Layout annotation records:
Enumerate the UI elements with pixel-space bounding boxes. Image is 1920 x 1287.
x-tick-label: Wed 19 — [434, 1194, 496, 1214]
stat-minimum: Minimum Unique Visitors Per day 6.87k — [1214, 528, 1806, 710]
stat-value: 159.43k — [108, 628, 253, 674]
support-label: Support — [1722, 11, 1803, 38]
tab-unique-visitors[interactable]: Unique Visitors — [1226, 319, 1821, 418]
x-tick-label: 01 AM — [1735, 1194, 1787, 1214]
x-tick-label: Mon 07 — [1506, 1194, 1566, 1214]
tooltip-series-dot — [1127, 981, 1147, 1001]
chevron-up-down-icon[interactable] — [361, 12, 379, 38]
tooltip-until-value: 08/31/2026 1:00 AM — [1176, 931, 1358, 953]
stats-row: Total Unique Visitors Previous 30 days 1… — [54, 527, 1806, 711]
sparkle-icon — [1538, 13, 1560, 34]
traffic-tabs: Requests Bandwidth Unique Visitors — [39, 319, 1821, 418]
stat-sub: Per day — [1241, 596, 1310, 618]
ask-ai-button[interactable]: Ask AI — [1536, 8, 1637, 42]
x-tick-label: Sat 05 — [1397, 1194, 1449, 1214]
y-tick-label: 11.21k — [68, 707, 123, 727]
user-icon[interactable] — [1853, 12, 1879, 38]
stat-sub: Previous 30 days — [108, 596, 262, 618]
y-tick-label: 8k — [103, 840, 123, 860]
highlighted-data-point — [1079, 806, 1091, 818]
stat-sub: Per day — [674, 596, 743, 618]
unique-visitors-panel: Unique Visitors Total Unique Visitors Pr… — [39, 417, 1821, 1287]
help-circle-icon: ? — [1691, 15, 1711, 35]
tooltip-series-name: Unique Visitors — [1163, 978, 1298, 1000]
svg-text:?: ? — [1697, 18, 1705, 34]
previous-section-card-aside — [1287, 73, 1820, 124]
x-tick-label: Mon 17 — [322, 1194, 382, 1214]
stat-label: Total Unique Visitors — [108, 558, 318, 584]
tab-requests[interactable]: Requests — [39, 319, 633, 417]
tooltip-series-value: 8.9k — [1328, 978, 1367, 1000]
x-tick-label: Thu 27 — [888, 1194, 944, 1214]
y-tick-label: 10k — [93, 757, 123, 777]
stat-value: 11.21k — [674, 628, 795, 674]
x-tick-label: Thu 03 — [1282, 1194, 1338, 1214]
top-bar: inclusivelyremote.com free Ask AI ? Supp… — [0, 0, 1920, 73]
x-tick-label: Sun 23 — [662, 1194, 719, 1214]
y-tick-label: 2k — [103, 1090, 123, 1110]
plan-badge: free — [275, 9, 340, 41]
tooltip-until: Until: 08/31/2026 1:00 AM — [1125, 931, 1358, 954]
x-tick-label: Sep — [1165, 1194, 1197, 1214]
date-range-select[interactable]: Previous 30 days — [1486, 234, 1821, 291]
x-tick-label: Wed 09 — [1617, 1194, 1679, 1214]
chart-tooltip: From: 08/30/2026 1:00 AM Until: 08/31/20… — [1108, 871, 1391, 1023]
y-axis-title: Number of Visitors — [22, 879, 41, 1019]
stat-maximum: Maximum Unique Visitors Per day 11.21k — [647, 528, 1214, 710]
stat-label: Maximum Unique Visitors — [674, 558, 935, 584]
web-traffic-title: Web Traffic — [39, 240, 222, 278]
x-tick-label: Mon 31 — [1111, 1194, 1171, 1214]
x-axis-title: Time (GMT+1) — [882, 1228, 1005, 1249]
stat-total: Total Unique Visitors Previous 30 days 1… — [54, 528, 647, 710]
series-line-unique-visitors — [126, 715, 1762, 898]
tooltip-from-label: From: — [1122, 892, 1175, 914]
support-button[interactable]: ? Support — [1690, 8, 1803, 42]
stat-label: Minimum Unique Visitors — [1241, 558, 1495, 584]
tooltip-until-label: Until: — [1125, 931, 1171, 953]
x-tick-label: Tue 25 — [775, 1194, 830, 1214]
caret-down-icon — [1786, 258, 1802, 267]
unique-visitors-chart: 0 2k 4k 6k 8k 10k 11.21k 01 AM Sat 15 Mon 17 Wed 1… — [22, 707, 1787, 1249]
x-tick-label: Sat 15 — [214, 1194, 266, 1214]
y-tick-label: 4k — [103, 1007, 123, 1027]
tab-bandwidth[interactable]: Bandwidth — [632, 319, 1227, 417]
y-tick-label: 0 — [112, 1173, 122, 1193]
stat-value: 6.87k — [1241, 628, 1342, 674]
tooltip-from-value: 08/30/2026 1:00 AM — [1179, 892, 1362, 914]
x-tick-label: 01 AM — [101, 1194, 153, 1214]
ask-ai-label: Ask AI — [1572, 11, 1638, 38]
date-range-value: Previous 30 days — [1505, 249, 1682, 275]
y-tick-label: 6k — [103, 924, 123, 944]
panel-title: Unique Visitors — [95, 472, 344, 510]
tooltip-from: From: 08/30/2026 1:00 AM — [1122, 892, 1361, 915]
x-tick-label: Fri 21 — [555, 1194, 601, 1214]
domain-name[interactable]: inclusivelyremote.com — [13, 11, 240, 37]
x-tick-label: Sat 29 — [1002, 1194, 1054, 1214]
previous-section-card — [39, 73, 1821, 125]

Problem requirements: Rewrite the data above, replacing "x-tick-label" with "x-axis-label" everywhere it occurs and changing nothing else.

Solution to this exercise:
Enumerate the UI elements with pixel-space bounding boxes. Image is 1920 x 1287.
x-axis-label: Wed 19 — [434, 1194, 496, 1214]
stat-minimum: Minimum Unique Visitors Per day 6.87k — [1214, 528, 1806, 710]
stat-value: 159.43k — [108, 628, 253, 674]
support-label: Support — [1722, 11, 1803, 38]
tab-unique-visitors[interactable]: Unique Visitors — [1226, 319, 1821, 418]
x-axis-label: 01 AM — [1735, 1194, 1787, 1214]
x-axis-label: Mon 07 — [1506, 1194, 1566, 1214]
tooltip-series-dot — [1127, 981, 1147, 1001]
chevron-up-down-icon[interactable] — [361, 12, 379, 38]
tooltip-until-value: 08/31/2026 1:00 AM — [1176, 931, 1358, 953]
stats-row: Total Unique Visitors Previous 30 days 1… — [54, 527, 1806, 711]
sparkle-icon — [1538, 13, 1560, 34]
traffic-tabs: Requests Bandwidth Unique Visitors — [39, 319, 1821, 418]
stat-sub: Per day — [1241, 596, 1310, 618]
ask-ai-button[interactable]: Ask AI — [1536, 8, 1637, 42]
x-axis-label: Sat 05 — [1397, 1194, 1449, 1214]
y-tick-label: 11.21k — [68, 707, 123, 727]
user-icon[interactable] — [1853, 12, 1879, 38]
stat-sub: Previous 30 days — [108, 596, 262, 618]
y-tick-label: 8k — [103, 840, 123, 860]
highlighted-data-point — [1079, 806, 1091, 818]
stat-sub: Per day — [674, 596, 743, 618]
unique-visitors-panel: Unique Visitors Total Unique Visitors Pr… — [39, 417, 1821, 1287]
help-circle-icon: ? — [1691, 15, 1711, 35]
tooltip-series-name: Unique Visitors — [1163, 978, 1298, 1000]
svg-text:?: ? — [1697, 18, 1705, 34]
previous-section-card-aside — [1287, 73, 1820, 124]
x-axis-label: Mon 17 — [322, 1194, 382, 1214]
stat-label: Total Unique Visitors — [108, 558, 318, 584]
tab-requests[interactable]: Requests — [39, 319, 633, 417]
tooltip-series-value: 8.9k — [1328, 978, 1367, 1000]
x-axis-label: Thu 27 — [888, 1194, 944, 1214]
y-tick-label: 10k — [93, 757, 123, 777]
stat-value: 11.21k — [674, 628, 795, 674]
x-axis-label: Thu 03 — [1282, 1194, 1338, 1214]
top-bar: inclusivelyremote.com free Ask AI ? Supp… — [0, 0, 1920, 73]
x-axis-label: Sun 23 — [662, 1194, 719, 1214]
y-tick-label: 2k — [103, 1090, 123, 1110]
plan-badge: free — [275, 9, 340, 41]
tooltip-until: Until: 08/31/2026 1:00 AM — [1125, 931, 1358, 954]
x-axis-label: Sep — [1165, 1194, 1197, 1214]
date-range-select[interactable]: Previous 30 days — [1486, 234, 1821, 291]
x-axis-label: Wed 09 — [1617, 1194, 1679, 1214]
chart-tooltip: From: 08/30/2026 1:00 AM Until: 08/31/20… — [1108, 871, 1391, 1023]
y-axis-title: Number of Visitors — [22, 879, 41, 1019]
stat-maximum: Maximum Unique Visitors Per day 11.21k — [647, 528, 1214, 710]
stat-label: Maximum Unique Visitors — [674, 558, 935, 584]
web-traffic-title: Web Traffic — [39, 240, 222, 278]
x-axis-label: Mon 31 — [1111, 1194, 1171, 1214]
x-axis-title: Time (GMT+1) — [882, 1228, 1005, 1249]
stat-total: Total Unique Visitors Previous 30 days 1… — [54, 528, 647, 710]
series-line-unique-visitors — [126, 715, 1762, 898]
tooltip-from-label: From: — [1122, 892, 1175, 914]
support-button[interactable]: ? Support — [1690, 8, 1803, 42]
stat-label: Minimum Unique Visitors — [1241, 558, 1495, 584]
tooltip-until-label: Until: — [1125, 931, 1171, 953]
x-axis-label: Tue 25 — [775, 1194, 830, 1214]
caret-down-icon — [1786, 258, 1802, 267]
unique-visitors-chart: 0 2k 4k 6k 8k 10k 11.21k 01 AM Sat 15 Mon 17 Wed 1… — [22, 707, 1787, 1249]
x-axis-label: Sat 15 — [214, 1194, 266, 1214]
y-tick-label: 4k — [103, 1007, 123, 1027]
tab-bandwidth[interactable]: Bandwidth — [632, 319, 1227, 417]
y-tick-label: 0 — [112, 1173, 122, 1193]
stat-value: 6.87k — [1241, 628, 1342, 674]
tooltip-from-value: 08/30/2026 1:00 AM — [1179, 892, 1362, 914]
x-axis-label: 01 AM — [101, 1194, 153, 1214]
ask-ai-label: Ask AI — [1572, 11, 1638, 38]
date-range-value: Previous 30 days — [1505, 249, 1682, 275]
y-tick-label: 6k — [103, 924, 123, 944]
panel-title: Unique Visitors — [95, 472, 344, 510]
tooltip-from: From: 08/30/2026 1:00 AM — [1122, 892, 1361, 915]
x-axis-label: Fri 21 — [555, 1194, 601, 1214]
domain-name[interactable]: inclusivelyremote.com — [13, 11, 240, 37]
x-axis-label: Sat 29 — [1002, 1194, 1054, 1214]
previous-section-card — [39, 73, 1821, 125]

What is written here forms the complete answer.